--- start ---

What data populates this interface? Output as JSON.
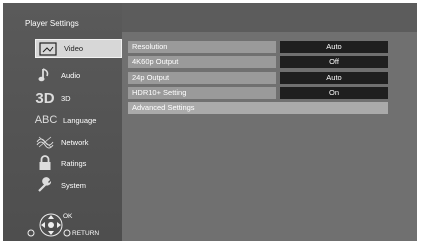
{
  "header": {
    "title": "Player Settings"
  },
  "sidebar": {
    "items": [
      {
        "label": "Video",
        "icon": "video-icon",
        "active": true
      },
      {
        "label": "Audio",
        "icon": "music-note-icon"
      },
      {
        "label": "3D",
        "icon": "3d-icon"
      },
      {
        "label": "Language",
        "icon": "abc-icon"
      },
      {
        "label": "Network",
        "icon": "network-icon"
      },
      {
        "label": "Ratings",
        "icon": "lock-icon"
      },
      {
        "label": "System",
        "icon": "wrench-icon"
      }
    ]
  },
  "settings": {
    "rows": [
      {
        "label": "Resolution",
        "value": "Auto"
      },
      {
        "label": "4K60p Output",
        "value": "Off"
      },
      {
        "label": "24p Output",
        "value": "Auto"
      },
      {
        "label": "HDR10+ Setting",
        "value": "On"
      }
    ],
    "advanced_label": "Advanced Settings"
  },
  "footer": {
    "ok_label": "OK",
    "return_label": "RETURN"
  },
  "badge_3d": "3D",
  "badge_abc": "ABC"
}
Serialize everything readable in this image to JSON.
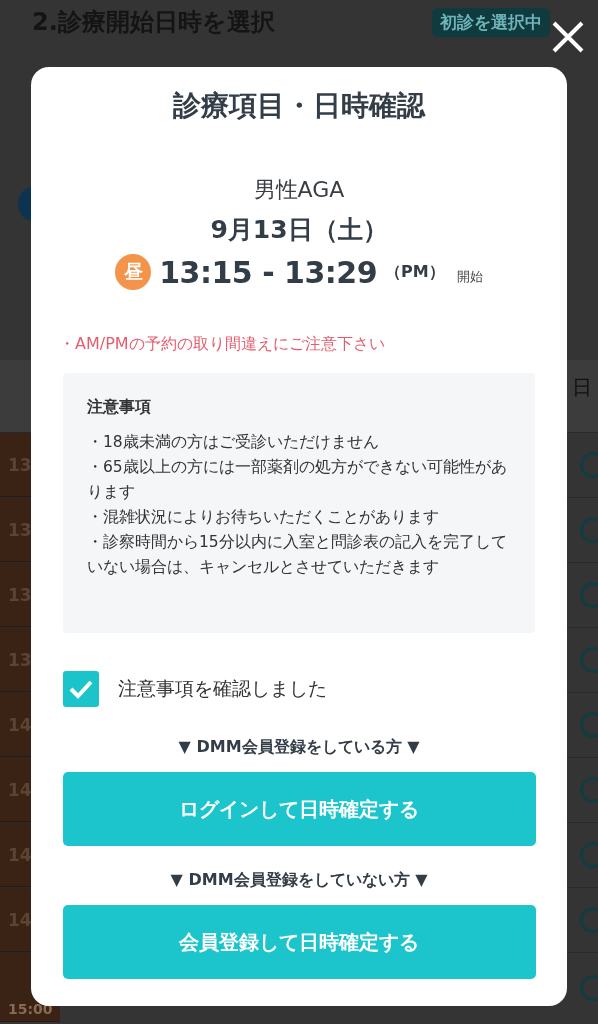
{
  "background": {
    "title": "2.診療開始日時を選択",
    "badge": "初診を選択中",
    "right_header": "日",
    "time_labels": [
      "13",
      "13",
      "13",
      "13",
      "14",
      "14",
      "14",
      "14",
      "15:00"
    ]
  },
  "modal": {
    "title": "診療項目・日時確認",
    "treatment": "男性AGA",
    "date": "9月13日（土）",
    "time": {
      "period_icon": "昼",
      "range": "13:15 - 13:29",
      "meridiem": "（PM）",
      "suffix": "開始"
    },
    "warning": "・AM/PMの予約の取り間違えにご注意下さい",
    "notice": {
      "heading": "注意事項",
      "items": [
        "・18歳未満の方はご受診いただけません",
        "・65歳以上の方には一部薬剤の処方ができない可能性があります",
        "・混雑状況によりお待ちいただくことがあります",
        "・診察時間から15分以内に入室と問診表の記入を完了していない場合は、キャンセルとさせていただきます"
      ]
    },
    "confirm": {
      "label": "注意事項を確認しました",
      "checked": true
    },
    "groups": [
      {
        "caption": "▼ DMM会員登録をしている方 ▼",
        "button": "ログインして日時確定する"
      },
      {
        "caption": "▼ DMM会員登録をしていない方 ▼",
        "button": "会員登録して日時確定する"
      }
    ]
  }
}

--- end ---

WHAT IS BEING ASKED
Each line in the entries above that includes the string "this" should be extracted.

RIGHT ANSWER
What data populates this interface? Output as JSON.
Serialize everything readable in this image to JSON.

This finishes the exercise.